Excerpt from a dataset

+--

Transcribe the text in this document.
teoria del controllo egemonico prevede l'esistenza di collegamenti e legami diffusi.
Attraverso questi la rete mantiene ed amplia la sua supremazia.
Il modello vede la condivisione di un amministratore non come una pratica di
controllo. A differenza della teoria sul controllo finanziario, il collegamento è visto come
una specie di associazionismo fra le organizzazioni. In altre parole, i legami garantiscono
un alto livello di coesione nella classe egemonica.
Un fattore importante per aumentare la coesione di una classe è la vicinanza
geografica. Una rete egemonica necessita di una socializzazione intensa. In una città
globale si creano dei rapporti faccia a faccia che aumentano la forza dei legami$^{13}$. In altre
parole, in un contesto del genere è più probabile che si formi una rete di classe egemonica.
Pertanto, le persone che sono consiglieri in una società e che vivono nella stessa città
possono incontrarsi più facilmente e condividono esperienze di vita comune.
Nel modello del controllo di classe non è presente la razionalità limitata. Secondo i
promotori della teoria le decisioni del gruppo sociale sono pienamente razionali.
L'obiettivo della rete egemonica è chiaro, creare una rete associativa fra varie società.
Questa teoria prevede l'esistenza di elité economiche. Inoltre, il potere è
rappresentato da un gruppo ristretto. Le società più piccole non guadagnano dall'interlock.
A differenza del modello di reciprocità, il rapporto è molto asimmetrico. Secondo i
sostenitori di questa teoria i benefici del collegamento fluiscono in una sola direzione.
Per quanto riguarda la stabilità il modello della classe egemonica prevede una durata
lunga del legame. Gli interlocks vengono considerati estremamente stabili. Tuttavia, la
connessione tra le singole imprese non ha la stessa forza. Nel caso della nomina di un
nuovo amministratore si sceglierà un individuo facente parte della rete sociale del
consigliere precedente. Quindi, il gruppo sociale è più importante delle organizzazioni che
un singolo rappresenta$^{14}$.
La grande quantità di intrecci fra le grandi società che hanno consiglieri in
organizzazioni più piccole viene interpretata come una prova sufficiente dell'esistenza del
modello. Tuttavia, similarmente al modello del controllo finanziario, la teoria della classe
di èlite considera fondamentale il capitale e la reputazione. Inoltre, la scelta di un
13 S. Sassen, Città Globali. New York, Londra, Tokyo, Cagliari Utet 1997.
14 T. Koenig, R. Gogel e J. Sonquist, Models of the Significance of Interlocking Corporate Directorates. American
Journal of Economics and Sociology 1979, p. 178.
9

+--

» Problem to solve:
Scan the material above. Copy each line that holds the word "parole".

» Response for this exercise:
una specie di associazionismo fra le organizzazioni. In altre parole, i legami garantiscono
parole, in un contesto del genere è più probabile che si formi una rete di classe egemonica.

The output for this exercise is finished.